-- Begin Records shown --
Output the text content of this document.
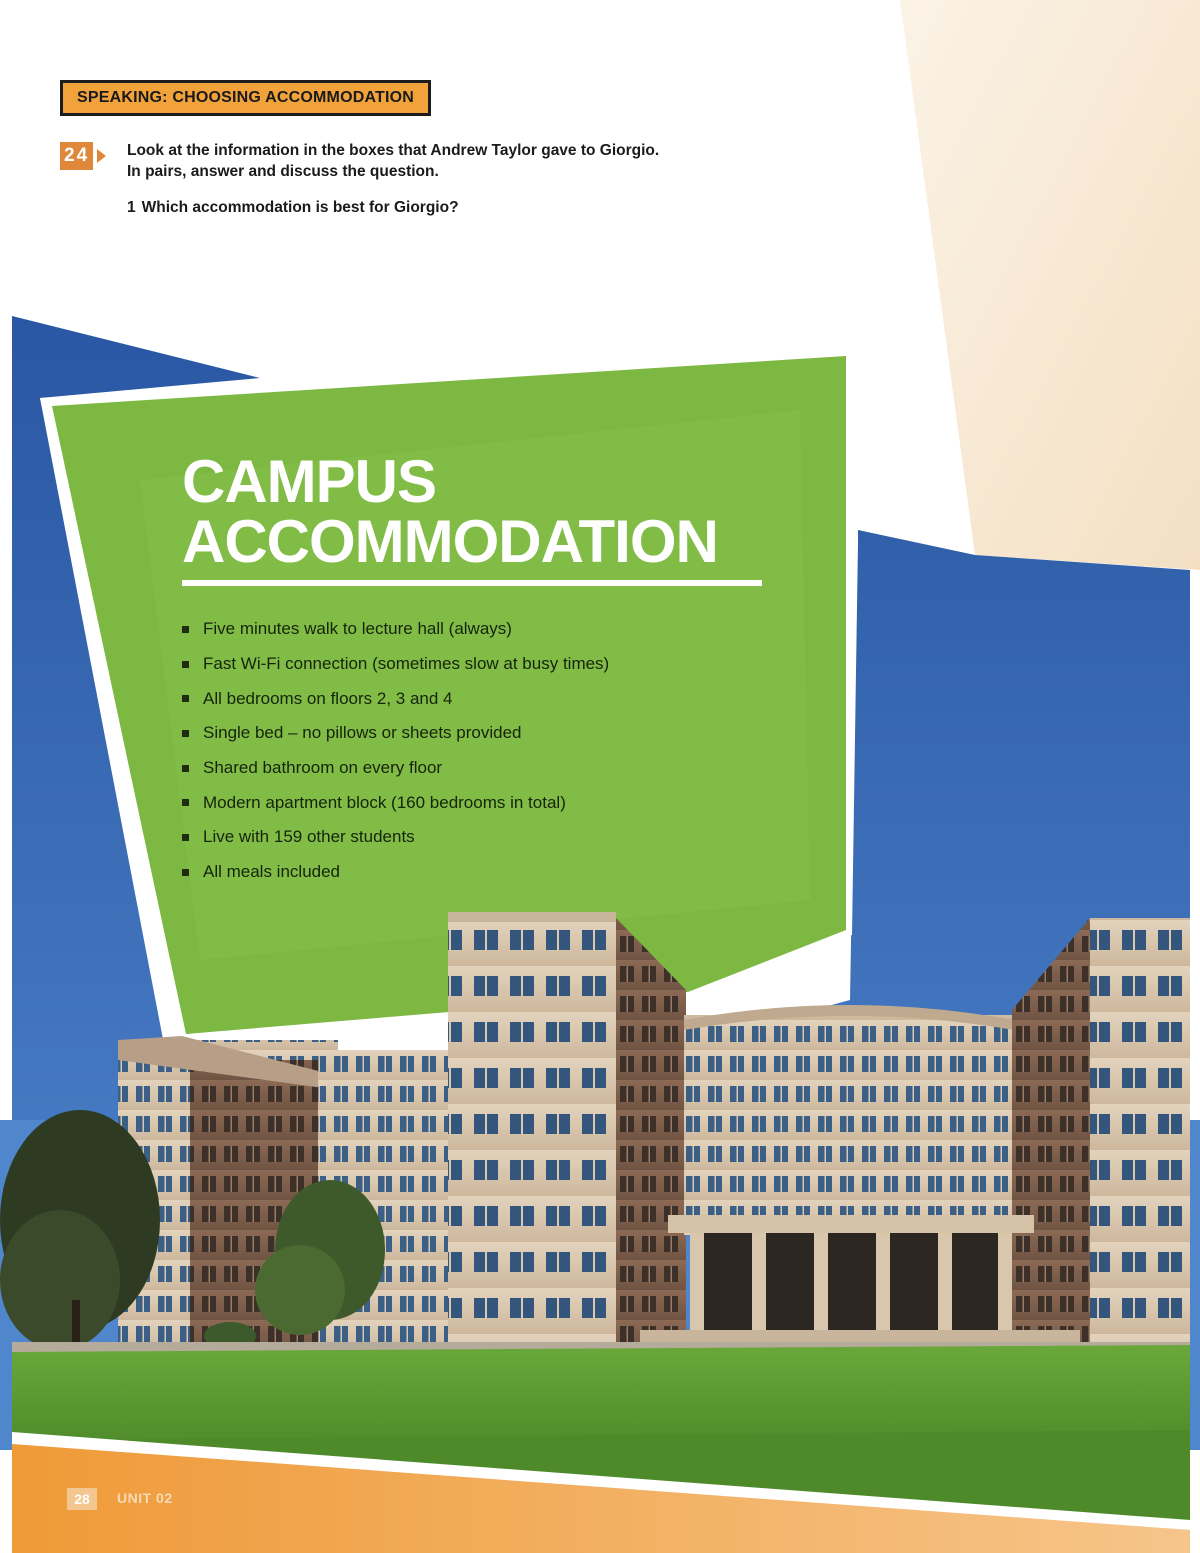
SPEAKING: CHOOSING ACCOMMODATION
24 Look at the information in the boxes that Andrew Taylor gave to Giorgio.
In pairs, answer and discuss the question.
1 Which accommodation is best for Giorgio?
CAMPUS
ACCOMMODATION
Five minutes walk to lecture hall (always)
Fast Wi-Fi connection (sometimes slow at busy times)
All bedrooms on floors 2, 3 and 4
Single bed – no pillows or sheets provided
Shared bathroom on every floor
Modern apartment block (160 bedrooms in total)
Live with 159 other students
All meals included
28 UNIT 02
-- End Records shown --
Transcribe the complete set of entries verbatim. No pictures belong in the copy.

Output the text content of this document.
SPEAKING: CHOOSING ACCOMMODATION
24 Look at the information in the boxes that Andrew Taylor gave to Giorgio.
In pairs, answer and discuss the question.
1 Which accommodation is best for Giorgio?
CAMPUS
ACCOMMODATION
Five minutes walk to lecture hall (always)
Fast Wi-Fi connection (sometimes slow at busy times)
All bedrooms on floors 2, 3 and 4
Single bed – no pillows or sheets provided
Shared bathroom on every floor
Modern apartment block (160 bedrooms in total)
Live with 159 other students
All meals included
28 UNIT 02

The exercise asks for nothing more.